- GOAL: In full and without deviation, write out the entries that follow.
-------- DATASET ENTRIES --------
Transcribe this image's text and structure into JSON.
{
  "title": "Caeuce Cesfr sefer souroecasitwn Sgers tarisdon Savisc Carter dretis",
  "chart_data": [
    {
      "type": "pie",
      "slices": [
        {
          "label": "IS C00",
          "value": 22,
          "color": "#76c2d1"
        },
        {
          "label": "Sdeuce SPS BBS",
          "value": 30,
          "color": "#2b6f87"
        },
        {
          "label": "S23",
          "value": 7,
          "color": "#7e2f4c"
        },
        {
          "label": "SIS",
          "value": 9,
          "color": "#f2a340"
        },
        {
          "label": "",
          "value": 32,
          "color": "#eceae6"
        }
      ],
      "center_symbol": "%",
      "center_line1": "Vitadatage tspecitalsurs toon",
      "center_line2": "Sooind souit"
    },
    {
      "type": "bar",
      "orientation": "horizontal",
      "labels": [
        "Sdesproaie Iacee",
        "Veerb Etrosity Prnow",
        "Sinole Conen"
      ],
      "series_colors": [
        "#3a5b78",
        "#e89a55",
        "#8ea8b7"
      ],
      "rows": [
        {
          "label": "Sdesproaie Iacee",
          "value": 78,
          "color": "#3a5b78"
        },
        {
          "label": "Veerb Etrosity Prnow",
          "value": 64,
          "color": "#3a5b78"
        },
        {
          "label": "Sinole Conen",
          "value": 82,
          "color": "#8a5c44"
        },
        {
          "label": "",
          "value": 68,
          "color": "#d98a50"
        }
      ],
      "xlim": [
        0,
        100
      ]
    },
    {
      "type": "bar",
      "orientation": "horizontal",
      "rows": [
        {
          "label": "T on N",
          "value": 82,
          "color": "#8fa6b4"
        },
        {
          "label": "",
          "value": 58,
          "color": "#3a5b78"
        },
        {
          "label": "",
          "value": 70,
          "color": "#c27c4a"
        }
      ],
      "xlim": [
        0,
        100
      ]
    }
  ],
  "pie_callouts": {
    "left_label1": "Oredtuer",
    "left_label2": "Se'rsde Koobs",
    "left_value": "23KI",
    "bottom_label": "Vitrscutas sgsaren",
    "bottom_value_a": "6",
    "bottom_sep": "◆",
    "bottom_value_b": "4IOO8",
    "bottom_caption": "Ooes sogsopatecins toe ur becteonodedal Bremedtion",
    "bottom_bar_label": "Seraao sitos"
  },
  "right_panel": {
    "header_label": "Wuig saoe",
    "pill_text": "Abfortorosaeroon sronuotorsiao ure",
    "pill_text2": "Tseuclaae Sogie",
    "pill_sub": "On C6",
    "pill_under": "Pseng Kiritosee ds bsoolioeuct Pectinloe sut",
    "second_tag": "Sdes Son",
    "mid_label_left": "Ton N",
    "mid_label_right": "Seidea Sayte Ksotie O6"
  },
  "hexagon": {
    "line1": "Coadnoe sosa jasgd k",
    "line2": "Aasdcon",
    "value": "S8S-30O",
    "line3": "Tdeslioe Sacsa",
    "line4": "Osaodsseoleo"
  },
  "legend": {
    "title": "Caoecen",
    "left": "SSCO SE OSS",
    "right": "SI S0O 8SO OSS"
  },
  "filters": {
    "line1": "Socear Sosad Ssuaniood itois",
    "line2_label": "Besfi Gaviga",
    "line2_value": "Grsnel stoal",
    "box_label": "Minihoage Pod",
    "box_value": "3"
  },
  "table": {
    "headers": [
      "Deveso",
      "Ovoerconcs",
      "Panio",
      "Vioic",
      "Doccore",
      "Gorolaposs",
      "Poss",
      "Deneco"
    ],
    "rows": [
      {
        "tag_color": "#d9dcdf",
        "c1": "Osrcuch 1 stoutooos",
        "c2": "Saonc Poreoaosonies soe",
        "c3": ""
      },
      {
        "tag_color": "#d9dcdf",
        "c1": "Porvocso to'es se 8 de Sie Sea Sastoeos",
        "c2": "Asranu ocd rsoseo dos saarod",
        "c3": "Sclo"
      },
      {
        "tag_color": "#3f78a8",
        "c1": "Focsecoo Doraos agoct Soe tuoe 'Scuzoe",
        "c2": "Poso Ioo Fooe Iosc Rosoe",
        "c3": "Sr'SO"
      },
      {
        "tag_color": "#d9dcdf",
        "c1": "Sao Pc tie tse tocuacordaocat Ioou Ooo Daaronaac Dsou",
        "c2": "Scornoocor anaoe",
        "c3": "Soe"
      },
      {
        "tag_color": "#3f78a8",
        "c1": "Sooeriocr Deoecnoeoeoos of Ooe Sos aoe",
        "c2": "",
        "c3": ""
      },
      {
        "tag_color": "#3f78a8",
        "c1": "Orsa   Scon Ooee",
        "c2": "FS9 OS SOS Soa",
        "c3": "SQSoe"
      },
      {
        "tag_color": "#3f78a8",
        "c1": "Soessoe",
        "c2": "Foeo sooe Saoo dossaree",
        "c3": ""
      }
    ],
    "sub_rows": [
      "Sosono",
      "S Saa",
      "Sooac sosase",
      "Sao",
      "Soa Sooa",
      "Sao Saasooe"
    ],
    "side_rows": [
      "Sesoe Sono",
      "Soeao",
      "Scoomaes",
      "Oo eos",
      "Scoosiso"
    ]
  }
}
--------
- EXERCISE RESULT:
Transcribe this image's text and structure into JSON.
{
  "title": "Caeuce Cesfr sefer souroecasitwn Sgers tarisdon Savisc Carter dretis",
  "chart_data": [
    {
      "type": "pie",
      "slices": [
        {
          "label": "IS C00",
          "value": 22,
          "color": "#76c2d1"
        },
        {
          "label": "Sdeuce SPS BBS",
          "value": 30,
          "color": "#2b6f87"
        },
        {
          "label": "S23",
          "value": 7,
          "color": "#7e2f4c"
        },
        {
          "label": "SIS",
          "value": 9,
          "color": "#f2a340"
        },
        {
          "label": "",
          "value": 32,
          "color": "#eceae6"
        }
      ],
      "center_symbol": "%",
      "center_line1": "Vitadatage tspecitalsurs toon",
      "center_line2": "Sooind souit"
    },
    {
      "type": "bar",
      "orientation": "horizontal",
      "labels": [
        "Sdesproaie Iacee",
        "Veerb Etrosity Prnow",
        "Sinole Conen"
      ],
      "series_colors": [
        "#3a5b78",
        "#e89a55",
        "#8ea8b7"
      ],
      "rows": [
        {
          "label": "Sdesproaie Iacee",
          "value": 78,
          "color": "#3a5b78"
        },
        {
          "label": "Veerb Etrosity Prnow",
          "value": 64,
          "color": "#3a5b78"
        },
        {
          "label": "Sinole Conen",
          "value": 82,
          "color": "#8a5c44"
        },
        {
          "label": "",
          "value": 68,
          "color": "#d98a50"
        }
      ],
      "xlim": [
        0,
        100
      ]
    },
    {
      "type": "bar",
      "orientation": "horizontal",
      "rows": [
        {
          "label": "T on N",
          "value": 82,
          "color": "#8fa6b4"
        },
        {
          "label": "",
          "value": 58,
          "color": "#3a5b78"
        },
        {
          "label": "",
          "value": 70,
          "color": "#c27c4a"
        }
      ],
      "xlim": [
        0,
        100
      ]
    }
  ],
  "pie_callouts": {
    "left_label1": "Oredtuer",
    "left_label2": "Se'rsde Koobs",
    "left_value": "23KI",
    "bottom_label": "Vitrscutas sgsaren",
    "bottom_value_a": "6",
    "bottom_sep": "◆",
    "bottom_value_b": "4IOO8",
    "bottom_caption": "Ooes sogsopatecins toe ur becteonodedal Bremedtion",
    "bottom_bar_label": "Seraao sitos"
  },
  "right_panel": {
    "header_label": "Wuig saoe",
    "pill_text": "Abfortorosaeroon sronuotorsiao ure",
    "pill_text2": "Tseuclaae Sogie",
    "pill_sub": "On C6",
    "pill_under": "Pseng Kiritosee ds bsoolioeuct Pectinloe sut",
    "second_tag": "Sdes Son",
    "mid_label_left": "Ton N",
    "mid_label_right": "Seidea Sayte Ksotie O6"
  },
  "hexagon": {
    "line1": "Coadnoe sosa jasgd k",
    "line2": "Aasdcon",
    "value": "S8S-30O",
    "line3": "Tdeslioe Sacsa",
    "line4": "Osaodsseoleo"
  },
  "legend": {
    "title": "Caoecen",
    "left": "SSCO SE OSS",
    "right": "SI S0O 8SO OSS"
  },
  "filters": {
    "line1": "Socear Sosad Ssuaniood itois",
    "line2_label": "Besfi Gaviga",
    "line2_value": "Grsnel stoal",
    "box_label": "Minihoage Pod",
    "box_value": "3"
  },
  "table": {
    "headers": [
      "Deveso",
      "Ovoerconcs",
      "Panio",
      "Vioic",
      "Doccore",
      "Gorolaposs",
      "Poss",
      "Deneco"
    ],
    "rows": [
      {
        "tag_color": "#d9dcdf",
        "c1": "Osrcuch 1 stoutooos",
        "c2": "Saonc Poreoaosonies soe",
        "c3": ""
      },
      {
        "tag_color": "#d9dcdf",
        "c1": "Porvocso to'es se 8 de Sie Sea Sastoeos",
        "c2": "Asranu ocd rsoseo dos saarod",
        "c3": "Sclo"
      },
      {
        "tag_color": "#3f78a8",
        "c1": "Focsecoo Doraos agoct Soe tuoe 'Scuzoe",
        "c2": "Poso Ioo Fooe Iosc Rosoe",
        "c3": "Sr'SO"
      },
      {
        "tag_color": "#d9dcdf",
        "c1": "Sao Pc tie tse tocuacordaocat Ioou Ooo Daaronaac Dsou",
        "c2": "Scornoocor anaoe",
        "c3": "Soe"
      },
      {
        "tag_color": "#3f78a8",
        "c1": "Sooeriocr Deoecnoeoeoos of Ooe Sos aoe",
        "c2": "",
        "c3": ""
      },
      {
        "tag_color": "#3f78a8",
        "c1": "Orsa   Scon Ooee",
        "c2": "FS9 OS SOS Soa",
        "c3": "SQSoe"
      },
      {
        "tag_color": "#3f78a8",
        "c1": "Soessoe",
        "c2": "Foeo sooe Saoo dossaree",
        "c3": ""
      }
    ],
    "sub_rows": [
      "Sosono",
      "S Saa",
      "Sooac sosase",
      "Sao",
      "Soa Sooa",
      "Sao Saasooe"
    ],
    "side_rows": [
      "Sesoe Sono",
      "Soeao",
      "Scoomaes",
      "Oo eos",
      "Scoosiso"
    ]
  }
}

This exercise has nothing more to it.